PROMPT:
Below are the records. Gather each line that holds "text".

--- start of EXCERPTED DATA ---

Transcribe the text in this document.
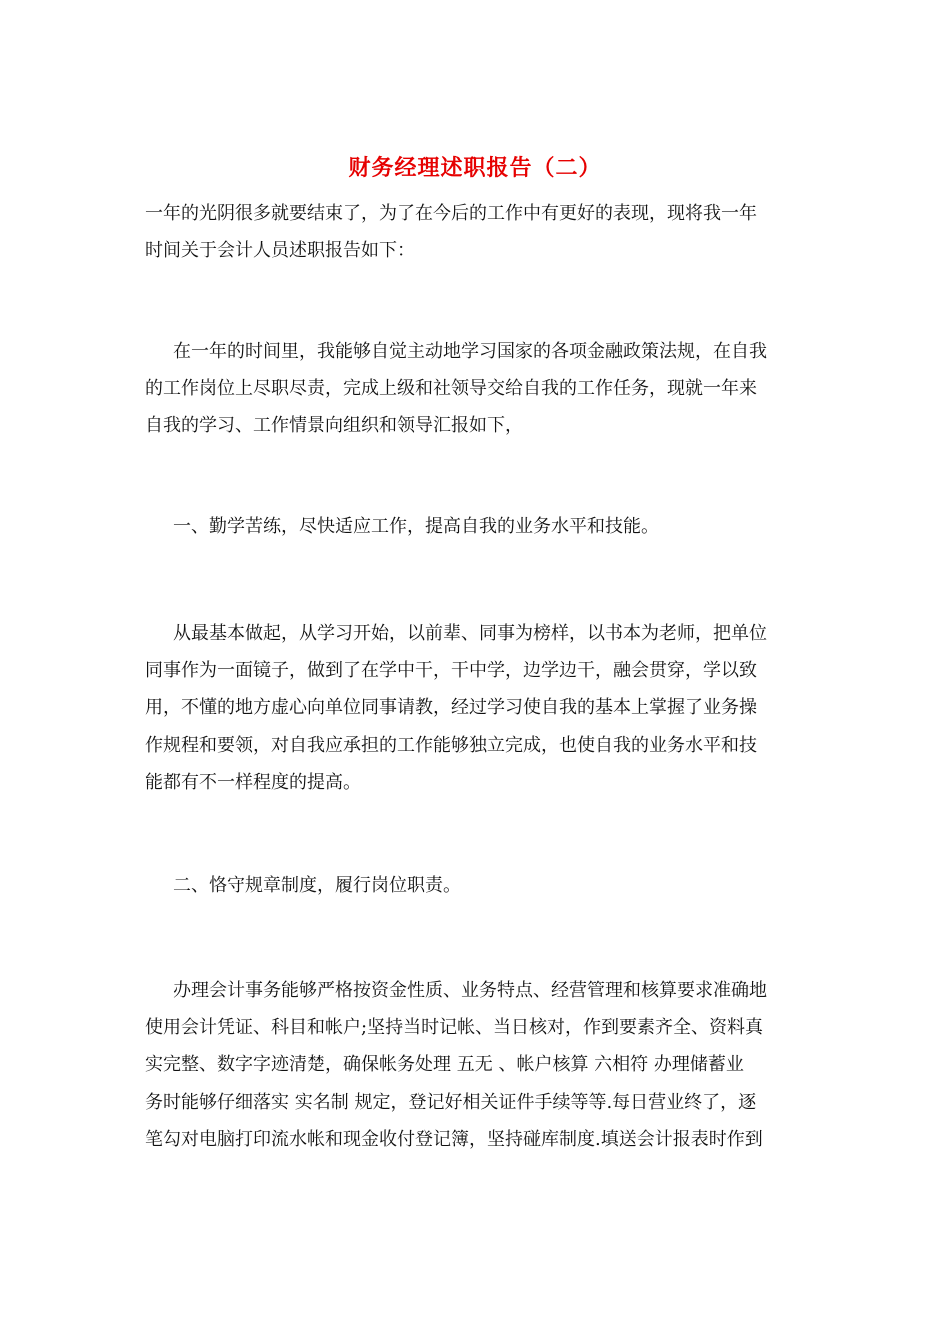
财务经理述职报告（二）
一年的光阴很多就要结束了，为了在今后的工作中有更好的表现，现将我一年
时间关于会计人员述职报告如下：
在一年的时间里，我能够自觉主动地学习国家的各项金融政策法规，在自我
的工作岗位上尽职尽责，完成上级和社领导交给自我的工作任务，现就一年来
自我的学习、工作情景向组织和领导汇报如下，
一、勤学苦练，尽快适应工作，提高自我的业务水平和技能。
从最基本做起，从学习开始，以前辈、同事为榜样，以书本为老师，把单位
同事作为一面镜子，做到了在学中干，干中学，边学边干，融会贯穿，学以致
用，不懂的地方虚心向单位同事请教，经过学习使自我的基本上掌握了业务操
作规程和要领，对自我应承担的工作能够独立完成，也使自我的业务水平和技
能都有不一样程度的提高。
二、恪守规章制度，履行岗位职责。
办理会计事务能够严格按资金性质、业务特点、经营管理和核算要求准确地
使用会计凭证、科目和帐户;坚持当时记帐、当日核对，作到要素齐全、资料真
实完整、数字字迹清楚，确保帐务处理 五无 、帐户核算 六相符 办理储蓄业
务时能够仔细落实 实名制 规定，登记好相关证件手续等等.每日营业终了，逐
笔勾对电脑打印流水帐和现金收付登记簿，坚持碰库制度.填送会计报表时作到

--- end of EXCERPTED DATA ---
--- start of EXCERPTED DATA ---

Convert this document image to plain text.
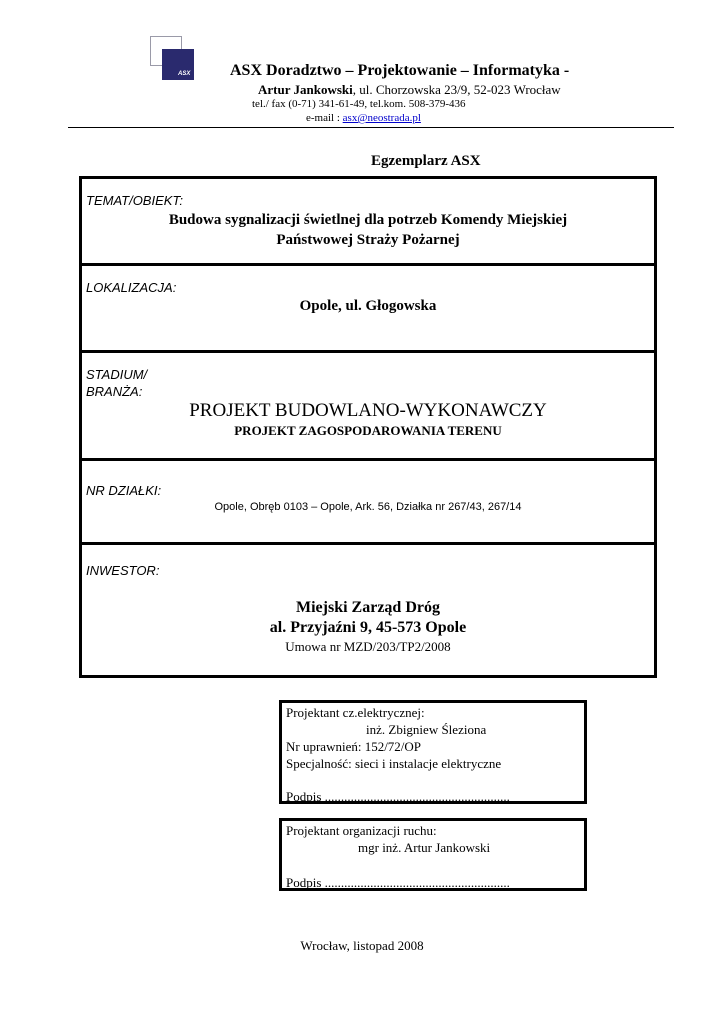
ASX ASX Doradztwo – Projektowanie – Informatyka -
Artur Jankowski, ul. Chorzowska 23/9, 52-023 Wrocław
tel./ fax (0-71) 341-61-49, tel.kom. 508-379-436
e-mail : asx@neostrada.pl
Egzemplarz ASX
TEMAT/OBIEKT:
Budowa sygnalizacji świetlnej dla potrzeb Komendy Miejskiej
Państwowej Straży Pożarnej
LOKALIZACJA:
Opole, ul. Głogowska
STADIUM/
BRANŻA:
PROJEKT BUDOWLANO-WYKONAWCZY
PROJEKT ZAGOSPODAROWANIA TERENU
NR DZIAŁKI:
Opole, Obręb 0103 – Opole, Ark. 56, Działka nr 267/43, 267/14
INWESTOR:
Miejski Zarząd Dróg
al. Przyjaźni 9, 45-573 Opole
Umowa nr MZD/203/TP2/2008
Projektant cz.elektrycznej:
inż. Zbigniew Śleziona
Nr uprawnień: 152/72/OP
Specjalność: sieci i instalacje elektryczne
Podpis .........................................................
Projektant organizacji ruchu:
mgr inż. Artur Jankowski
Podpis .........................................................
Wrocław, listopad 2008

--- end of EXCERPTED DATA ---

THE COMPLETED TASK:
Transcribe the text in this document.
Convert this document image to plain text.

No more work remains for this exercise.